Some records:

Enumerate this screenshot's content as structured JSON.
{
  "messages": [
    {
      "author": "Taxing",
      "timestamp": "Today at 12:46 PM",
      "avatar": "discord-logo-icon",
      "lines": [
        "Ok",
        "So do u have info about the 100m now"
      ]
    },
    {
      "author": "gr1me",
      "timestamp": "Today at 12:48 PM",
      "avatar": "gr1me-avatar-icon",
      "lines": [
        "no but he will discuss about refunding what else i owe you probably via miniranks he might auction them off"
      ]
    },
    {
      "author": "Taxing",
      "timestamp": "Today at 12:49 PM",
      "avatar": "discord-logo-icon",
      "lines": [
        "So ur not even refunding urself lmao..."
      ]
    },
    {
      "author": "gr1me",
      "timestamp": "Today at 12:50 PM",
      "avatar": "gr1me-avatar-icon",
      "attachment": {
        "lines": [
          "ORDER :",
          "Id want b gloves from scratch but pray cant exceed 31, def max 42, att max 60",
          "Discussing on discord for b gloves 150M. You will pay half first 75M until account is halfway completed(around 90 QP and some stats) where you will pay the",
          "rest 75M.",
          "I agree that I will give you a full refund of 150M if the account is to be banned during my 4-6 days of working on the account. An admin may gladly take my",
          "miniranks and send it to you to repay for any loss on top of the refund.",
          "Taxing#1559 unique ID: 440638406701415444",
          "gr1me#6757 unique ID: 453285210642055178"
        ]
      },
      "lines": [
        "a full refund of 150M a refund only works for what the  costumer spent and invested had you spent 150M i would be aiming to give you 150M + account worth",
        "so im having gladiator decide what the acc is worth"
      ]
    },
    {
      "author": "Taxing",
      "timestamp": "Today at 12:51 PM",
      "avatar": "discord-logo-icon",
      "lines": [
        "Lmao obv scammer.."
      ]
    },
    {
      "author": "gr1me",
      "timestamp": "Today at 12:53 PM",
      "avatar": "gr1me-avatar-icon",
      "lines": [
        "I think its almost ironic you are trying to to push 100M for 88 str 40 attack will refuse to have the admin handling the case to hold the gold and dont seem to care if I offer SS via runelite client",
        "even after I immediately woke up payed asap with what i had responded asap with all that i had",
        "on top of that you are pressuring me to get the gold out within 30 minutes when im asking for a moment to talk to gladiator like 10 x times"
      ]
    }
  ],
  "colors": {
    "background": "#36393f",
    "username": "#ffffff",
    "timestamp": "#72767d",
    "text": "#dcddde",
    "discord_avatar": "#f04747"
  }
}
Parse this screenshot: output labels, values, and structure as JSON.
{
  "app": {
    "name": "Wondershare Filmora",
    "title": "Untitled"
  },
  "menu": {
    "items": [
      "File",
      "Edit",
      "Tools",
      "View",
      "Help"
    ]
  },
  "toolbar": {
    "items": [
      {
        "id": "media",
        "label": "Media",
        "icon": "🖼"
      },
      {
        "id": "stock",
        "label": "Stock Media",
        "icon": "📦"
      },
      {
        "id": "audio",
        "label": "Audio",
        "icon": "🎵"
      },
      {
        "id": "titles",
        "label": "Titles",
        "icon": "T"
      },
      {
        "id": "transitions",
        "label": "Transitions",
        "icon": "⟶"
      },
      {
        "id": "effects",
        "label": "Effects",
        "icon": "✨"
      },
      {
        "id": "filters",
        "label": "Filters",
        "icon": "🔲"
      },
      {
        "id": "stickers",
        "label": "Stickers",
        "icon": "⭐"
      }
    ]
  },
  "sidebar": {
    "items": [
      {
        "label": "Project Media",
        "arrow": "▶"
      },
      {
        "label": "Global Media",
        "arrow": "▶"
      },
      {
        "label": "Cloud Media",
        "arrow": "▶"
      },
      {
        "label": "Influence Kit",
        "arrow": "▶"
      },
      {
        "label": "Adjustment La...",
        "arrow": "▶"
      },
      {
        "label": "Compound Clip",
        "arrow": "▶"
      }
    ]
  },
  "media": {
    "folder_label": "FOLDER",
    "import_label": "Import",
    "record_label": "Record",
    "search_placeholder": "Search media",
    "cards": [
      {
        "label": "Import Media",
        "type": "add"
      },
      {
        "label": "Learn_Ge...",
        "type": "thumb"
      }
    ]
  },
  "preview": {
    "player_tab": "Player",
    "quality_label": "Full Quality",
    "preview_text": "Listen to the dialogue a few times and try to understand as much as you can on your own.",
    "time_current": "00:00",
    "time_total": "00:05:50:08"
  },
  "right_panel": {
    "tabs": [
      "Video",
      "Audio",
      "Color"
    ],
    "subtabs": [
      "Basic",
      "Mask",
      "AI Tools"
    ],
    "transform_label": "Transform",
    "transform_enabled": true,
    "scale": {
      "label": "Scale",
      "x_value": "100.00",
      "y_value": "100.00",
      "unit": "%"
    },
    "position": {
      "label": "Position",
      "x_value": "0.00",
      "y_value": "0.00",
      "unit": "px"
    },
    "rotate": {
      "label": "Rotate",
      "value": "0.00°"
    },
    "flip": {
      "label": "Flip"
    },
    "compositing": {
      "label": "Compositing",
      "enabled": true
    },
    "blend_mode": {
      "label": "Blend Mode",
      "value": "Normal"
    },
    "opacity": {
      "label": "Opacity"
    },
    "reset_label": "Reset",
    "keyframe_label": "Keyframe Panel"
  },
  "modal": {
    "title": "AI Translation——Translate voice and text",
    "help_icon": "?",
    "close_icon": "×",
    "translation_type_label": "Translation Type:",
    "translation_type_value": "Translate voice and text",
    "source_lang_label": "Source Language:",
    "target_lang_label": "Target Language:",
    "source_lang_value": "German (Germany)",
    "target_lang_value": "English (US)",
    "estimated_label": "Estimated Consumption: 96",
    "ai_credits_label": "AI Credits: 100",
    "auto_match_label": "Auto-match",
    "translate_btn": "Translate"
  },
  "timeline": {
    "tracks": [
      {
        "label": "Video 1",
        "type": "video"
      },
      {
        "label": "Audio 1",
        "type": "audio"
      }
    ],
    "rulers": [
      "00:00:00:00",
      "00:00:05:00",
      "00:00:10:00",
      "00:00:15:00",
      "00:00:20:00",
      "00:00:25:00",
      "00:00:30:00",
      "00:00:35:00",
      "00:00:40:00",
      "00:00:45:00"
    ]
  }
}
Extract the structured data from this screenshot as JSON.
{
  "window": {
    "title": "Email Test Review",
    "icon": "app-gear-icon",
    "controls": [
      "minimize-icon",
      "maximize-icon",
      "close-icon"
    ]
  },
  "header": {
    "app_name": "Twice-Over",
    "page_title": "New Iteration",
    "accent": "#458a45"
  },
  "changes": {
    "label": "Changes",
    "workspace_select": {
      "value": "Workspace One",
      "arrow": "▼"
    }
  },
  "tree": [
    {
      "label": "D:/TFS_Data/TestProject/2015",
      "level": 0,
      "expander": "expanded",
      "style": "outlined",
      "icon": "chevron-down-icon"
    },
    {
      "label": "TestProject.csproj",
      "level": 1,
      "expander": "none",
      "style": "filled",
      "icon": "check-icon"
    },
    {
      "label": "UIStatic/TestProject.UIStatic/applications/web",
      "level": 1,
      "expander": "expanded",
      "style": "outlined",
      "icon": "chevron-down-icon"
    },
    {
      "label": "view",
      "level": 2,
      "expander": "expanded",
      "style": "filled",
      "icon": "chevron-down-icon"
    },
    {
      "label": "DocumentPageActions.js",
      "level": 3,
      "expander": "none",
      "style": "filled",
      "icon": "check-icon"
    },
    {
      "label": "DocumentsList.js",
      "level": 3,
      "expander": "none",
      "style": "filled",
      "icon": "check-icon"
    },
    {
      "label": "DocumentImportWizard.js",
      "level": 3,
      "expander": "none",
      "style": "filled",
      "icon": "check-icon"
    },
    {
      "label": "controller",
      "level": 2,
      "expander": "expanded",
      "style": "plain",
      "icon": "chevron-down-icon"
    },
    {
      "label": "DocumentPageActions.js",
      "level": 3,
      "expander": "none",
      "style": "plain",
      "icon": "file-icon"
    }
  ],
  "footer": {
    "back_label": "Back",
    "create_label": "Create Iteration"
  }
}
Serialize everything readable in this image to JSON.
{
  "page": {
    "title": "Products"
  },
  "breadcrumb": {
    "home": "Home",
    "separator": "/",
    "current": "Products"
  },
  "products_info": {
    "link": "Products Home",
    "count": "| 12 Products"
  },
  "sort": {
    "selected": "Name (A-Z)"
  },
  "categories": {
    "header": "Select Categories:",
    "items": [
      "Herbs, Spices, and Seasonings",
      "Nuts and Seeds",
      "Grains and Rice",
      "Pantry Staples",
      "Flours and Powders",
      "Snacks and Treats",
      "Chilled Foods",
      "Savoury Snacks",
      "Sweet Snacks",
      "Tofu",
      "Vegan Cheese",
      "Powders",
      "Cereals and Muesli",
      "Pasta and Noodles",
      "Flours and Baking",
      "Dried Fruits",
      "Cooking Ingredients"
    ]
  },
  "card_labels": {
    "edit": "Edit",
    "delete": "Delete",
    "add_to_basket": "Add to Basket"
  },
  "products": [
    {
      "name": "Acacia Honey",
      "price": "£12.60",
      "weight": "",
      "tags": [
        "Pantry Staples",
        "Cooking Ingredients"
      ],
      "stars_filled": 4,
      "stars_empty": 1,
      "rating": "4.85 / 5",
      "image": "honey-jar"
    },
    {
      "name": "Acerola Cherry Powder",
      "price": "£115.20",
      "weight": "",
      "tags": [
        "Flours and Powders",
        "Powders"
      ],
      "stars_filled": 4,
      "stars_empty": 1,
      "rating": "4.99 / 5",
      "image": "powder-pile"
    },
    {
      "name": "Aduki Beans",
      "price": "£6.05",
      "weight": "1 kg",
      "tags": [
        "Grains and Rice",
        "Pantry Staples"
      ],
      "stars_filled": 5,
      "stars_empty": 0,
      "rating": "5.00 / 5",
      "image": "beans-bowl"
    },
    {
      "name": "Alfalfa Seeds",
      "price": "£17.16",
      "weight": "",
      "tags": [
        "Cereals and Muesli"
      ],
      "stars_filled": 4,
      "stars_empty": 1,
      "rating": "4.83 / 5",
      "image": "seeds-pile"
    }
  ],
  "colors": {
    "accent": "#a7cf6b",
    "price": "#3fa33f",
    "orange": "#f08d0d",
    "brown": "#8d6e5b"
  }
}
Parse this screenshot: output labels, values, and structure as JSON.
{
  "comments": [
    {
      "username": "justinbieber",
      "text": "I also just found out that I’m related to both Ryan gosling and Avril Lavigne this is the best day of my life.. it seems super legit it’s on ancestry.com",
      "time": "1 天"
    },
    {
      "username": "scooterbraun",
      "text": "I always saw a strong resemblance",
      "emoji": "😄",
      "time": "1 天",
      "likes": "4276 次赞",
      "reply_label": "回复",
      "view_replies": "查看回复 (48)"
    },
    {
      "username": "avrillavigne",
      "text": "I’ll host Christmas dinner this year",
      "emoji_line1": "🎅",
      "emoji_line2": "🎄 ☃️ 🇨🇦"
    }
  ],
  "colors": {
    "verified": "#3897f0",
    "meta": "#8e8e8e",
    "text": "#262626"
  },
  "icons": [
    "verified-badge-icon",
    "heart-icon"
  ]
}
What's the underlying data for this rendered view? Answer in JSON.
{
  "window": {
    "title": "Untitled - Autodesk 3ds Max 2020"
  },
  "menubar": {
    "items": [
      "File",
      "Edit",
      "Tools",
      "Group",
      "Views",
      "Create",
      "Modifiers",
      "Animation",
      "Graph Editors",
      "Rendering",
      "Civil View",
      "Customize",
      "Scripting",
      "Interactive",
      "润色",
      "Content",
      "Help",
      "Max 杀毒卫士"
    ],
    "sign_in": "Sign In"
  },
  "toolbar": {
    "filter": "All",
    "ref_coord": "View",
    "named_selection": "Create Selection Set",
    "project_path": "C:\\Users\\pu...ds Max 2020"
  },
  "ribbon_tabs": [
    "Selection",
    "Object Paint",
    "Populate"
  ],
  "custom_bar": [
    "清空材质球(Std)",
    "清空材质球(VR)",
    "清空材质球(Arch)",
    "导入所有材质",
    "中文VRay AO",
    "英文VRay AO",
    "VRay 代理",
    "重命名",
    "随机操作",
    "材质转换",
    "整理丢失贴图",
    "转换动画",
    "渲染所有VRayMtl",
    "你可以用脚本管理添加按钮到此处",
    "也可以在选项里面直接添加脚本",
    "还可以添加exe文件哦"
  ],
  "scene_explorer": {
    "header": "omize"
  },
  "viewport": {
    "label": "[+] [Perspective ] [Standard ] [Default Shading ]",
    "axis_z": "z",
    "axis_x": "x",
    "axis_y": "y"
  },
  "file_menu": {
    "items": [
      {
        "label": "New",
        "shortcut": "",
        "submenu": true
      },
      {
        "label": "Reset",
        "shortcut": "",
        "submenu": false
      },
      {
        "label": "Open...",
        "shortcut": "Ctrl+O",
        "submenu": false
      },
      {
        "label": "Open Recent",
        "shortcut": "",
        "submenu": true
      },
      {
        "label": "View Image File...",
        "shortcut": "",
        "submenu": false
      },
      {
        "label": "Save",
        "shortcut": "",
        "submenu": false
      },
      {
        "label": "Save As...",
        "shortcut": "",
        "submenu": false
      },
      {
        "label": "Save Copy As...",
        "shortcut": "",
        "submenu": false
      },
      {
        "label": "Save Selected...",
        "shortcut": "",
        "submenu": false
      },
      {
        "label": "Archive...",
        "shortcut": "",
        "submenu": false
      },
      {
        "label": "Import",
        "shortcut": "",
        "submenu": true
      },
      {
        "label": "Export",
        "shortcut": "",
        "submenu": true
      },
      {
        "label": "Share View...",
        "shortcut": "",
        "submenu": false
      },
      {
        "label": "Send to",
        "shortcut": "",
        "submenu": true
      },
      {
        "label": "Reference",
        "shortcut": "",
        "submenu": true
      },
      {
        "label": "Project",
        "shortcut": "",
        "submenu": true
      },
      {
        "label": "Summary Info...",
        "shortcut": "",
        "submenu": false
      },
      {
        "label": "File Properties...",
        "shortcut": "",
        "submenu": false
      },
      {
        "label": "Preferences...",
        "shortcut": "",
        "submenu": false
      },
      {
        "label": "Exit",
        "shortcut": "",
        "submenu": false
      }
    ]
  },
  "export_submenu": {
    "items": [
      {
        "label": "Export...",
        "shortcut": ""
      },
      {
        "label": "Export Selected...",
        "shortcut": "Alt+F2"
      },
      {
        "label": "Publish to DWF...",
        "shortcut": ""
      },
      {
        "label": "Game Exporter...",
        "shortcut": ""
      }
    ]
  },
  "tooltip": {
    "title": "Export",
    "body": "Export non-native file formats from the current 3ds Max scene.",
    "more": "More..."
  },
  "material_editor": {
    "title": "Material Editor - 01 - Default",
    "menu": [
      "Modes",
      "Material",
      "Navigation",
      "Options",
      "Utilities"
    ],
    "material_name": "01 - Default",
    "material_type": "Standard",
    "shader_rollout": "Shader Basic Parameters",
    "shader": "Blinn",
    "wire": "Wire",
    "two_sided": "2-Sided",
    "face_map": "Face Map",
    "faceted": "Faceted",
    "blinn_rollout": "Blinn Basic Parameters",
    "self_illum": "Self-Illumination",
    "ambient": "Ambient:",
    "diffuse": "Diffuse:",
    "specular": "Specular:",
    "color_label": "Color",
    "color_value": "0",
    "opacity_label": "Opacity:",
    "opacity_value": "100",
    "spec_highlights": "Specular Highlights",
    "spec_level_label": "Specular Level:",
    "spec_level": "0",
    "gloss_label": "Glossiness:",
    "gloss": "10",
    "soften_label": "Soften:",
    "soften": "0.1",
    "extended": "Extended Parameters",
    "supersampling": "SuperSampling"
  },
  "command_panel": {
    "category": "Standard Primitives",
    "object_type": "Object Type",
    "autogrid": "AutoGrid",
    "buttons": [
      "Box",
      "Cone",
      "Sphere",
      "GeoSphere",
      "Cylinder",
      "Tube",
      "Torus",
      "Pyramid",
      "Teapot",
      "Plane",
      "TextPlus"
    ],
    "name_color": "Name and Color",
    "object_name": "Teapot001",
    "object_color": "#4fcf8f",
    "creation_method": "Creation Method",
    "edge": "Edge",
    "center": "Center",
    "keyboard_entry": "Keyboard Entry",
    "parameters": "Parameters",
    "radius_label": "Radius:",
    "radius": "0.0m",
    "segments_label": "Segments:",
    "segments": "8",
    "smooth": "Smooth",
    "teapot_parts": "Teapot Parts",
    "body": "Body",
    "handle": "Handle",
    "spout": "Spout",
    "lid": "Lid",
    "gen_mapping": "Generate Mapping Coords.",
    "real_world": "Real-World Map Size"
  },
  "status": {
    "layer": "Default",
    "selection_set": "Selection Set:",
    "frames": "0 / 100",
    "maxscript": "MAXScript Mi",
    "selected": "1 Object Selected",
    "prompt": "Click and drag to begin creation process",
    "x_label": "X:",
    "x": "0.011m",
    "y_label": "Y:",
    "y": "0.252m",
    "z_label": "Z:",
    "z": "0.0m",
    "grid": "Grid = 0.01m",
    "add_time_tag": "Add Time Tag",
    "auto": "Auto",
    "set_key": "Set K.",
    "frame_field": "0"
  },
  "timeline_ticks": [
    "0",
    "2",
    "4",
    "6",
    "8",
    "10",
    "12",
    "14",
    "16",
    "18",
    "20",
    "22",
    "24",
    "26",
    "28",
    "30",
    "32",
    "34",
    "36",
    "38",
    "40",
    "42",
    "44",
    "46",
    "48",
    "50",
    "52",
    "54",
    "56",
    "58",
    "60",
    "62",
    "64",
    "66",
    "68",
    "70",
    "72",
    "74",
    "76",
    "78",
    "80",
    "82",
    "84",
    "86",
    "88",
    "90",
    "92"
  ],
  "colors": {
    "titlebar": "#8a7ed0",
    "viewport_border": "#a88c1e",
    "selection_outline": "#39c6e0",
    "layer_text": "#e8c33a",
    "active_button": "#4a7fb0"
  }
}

THE TASK: Only a number is wanted: how many lines above include "that"?

REPLY TO THE EXERCISE: 4